> _WHAT IS BEING ASKED_
Wherever "Status" appears in a line, list that line.

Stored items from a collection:

## start

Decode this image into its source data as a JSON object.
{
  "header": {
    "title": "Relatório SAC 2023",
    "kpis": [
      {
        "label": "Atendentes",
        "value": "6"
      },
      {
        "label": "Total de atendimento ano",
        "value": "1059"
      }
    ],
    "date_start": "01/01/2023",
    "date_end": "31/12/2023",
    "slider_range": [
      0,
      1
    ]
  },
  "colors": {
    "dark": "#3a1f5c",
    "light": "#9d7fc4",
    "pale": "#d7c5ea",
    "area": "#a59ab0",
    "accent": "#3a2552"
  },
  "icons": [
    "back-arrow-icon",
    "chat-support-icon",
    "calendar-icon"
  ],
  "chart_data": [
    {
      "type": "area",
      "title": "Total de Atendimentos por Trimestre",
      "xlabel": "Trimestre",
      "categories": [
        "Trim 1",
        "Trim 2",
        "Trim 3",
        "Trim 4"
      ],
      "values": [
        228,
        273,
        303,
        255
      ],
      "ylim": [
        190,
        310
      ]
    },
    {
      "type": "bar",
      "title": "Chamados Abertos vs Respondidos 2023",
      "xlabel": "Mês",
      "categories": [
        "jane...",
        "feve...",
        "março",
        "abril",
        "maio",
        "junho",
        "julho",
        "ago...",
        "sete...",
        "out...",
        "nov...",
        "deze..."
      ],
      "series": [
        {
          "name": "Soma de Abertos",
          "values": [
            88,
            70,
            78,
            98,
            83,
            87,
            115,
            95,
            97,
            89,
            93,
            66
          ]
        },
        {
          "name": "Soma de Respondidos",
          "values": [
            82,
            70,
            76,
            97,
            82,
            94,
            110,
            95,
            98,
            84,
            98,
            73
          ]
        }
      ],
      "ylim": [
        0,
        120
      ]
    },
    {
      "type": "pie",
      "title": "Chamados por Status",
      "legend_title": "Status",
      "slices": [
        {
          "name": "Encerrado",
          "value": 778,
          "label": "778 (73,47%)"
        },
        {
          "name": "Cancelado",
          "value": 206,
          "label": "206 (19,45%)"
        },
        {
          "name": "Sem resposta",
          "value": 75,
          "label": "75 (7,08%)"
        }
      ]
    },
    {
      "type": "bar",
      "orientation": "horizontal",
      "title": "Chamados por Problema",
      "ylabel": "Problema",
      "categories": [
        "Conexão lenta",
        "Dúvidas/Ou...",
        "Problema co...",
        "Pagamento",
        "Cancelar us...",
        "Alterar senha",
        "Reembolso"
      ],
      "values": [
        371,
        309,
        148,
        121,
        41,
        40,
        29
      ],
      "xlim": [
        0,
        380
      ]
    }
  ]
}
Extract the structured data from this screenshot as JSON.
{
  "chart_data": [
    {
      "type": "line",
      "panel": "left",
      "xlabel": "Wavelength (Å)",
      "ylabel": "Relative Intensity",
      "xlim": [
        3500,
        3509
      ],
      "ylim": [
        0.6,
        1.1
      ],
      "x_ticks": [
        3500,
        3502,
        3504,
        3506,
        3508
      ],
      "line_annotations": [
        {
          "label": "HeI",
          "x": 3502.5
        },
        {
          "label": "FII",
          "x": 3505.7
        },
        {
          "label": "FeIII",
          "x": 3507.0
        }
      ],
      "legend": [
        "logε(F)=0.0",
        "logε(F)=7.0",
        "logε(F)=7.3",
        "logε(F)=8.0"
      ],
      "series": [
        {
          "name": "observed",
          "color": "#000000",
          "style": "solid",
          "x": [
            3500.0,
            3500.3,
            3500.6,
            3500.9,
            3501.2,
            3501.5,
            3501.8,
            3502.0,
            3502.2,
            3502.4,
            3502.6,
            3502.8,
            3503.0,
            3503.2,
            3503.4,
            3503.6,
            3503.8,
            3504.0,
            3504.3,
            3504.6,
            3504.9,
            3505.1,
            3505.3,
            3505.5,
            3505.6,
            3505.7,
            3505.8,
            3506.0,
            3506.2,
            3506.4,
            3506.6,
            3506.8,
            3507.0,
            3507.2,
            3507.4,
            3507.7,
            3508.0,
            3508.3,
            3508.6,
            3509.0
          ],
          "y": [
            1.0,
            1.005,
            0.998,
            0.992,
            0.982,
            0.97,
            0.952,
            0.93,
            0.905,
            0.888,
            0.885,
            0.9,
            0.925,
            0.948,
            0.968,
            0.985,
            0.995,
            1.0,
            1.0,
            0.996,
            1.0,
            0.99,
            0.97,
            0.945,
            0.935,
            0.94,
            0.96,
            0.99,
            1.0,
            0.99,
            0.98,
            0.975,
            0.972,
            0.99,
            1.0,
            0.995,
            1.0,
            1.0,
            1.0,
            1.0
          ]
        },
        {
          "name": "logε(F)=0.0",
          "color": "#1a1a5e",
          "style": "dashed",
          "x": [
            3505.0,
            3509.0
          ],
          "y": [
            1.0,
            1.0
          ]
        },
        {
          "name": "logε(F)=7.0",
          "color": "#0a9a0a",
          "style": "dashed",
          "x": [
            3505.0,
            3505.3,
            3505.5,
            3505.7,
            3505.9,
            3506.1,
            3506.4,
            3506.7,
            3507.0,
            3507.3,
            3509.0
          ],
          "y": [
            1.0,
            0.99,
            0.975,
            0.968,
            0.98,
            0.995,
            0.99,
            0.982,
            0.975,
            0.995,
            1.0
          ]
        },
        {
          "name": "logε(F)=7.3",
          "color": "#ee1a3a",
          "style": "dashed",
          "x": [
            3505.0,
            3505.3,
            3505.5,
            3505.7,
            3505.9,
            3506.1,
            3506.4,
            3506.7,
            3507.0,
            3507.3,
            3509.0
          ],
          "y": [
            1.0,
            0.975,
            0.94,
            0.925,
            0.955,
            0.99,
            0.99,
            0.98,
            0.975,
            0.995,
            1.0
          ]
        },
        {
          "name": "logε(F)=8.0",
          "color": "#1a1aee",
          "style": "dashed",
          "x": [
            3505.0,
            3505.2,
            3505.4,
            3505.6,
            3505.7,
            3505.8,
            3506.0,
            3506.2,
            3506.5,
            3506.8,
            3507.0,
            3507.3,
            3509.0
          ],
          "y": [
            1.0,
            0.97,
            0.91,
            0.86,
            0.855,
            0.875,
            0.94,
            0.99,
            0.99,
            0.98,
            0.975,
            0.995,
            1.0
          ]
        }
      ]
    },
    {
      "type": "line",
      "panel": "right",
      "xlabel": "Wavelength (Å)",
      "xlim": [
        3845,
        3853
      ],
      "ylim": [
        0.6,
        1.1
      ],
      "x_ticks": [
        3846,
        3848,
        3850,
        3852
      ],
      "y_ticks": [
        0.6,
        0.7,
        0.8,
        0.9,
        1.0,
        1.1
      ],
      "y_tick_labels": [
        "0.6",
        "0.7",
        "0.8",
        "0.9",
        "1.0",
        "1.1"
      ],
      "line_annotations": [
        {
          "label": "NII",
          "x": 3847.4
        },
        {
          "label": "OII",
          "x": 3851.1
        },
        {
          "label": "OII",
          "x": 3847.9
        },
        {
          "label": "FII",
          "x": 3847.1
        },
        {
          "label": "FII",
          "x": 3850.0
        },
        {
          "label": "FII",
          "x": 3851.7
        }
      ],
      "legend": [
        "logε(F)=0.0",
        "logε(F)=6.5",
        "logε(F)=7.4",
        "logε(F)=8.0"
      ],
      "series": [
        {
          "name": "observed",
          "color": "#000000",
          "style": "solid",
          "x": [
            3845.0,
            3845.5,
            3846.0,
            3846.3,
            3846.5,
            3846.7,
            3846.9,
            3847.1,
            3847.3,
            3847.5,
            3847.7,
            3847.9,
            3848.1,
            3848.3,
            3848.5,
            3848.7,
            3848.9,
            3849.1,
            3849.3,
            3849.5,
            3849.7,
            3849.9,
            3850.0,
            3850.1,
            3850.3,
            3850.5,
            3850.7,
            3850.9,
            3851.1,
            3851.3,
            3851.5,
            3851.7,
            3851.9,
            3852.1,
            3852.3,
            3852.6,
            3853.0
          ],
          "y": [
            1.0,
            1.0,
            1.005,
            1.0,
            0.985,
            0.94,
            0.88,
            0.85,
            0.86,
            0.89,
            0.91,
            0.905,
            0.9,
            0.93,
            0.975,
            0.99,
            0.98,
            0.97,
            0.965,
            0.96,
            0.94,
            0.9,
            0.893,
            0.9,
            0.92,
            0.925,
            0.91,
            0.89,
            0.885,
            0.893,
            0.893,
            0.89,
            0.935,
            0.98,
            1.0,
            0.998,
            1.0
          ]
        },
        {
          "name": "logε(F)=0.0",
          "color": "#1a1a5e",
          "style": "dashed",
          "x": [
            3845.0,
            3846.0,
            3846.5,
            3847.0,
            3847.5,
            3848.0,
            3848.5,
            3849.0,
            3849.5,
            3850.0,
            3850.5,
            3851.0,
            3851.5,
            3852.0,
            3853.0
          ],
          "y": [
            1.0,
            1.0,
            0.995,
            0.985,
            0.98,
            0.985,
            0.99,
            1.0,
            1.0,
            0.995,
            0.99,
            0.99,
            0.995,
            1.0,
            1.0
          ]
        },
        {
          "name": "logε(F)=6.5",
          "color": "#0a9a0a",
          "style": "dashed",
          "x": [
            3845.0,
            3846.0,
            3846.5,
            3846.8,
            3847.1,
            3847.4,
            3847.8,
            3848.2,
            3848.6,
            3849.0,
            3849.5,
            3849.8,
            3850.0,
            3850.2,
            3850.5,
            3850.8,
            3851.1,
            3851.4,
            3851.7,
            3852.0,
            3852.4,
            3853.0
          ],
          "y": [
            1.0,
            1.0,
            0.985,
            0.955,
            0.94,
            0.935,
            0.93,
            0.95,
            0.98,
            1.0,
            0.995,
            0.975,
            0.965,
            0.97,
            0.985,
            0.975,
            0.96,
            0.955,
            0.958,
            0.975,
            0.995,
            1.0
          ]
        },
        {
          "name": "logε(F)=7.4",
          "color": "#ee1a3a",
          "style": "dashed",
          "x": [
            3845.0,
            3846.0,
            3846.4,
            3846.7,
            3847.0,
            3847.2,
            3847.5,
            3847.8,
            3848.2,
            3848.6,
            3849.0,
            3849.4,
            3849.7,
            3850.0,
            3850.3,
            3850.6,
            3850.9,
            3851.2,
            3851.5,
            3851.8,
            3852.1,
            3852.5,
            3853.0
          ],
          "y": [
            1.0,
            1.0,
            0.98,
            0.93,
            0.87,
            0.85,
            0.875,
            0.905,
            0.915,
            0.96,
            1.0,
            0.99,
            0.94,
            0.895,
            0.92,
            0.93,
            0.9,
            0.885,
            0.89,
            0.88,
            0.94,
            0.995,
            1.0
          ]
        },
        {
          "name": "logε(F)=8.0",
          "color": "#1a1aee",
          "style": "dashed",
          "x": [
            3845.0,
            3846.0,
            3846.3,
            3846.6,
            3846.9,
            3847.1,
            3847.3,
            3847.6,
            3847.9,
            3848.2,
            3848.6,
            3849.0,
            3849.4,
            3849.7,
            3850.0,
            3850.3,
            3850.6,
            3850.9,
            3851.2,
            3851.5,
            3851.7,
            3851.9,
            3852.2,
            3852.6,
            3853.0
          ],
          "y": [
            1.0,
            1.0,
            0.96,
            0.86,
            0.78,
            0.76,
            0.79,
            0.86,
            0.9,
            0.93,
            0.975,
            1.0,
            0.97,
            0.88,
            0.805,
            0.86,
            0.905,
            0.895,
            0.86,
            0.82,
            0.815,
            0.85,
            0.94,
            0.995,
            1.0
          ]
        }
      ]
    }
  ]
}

## end

> _RESPONSE TO THIS EXERCISE_
      "title": "Chamados por Status",
      "legend_title": "Status",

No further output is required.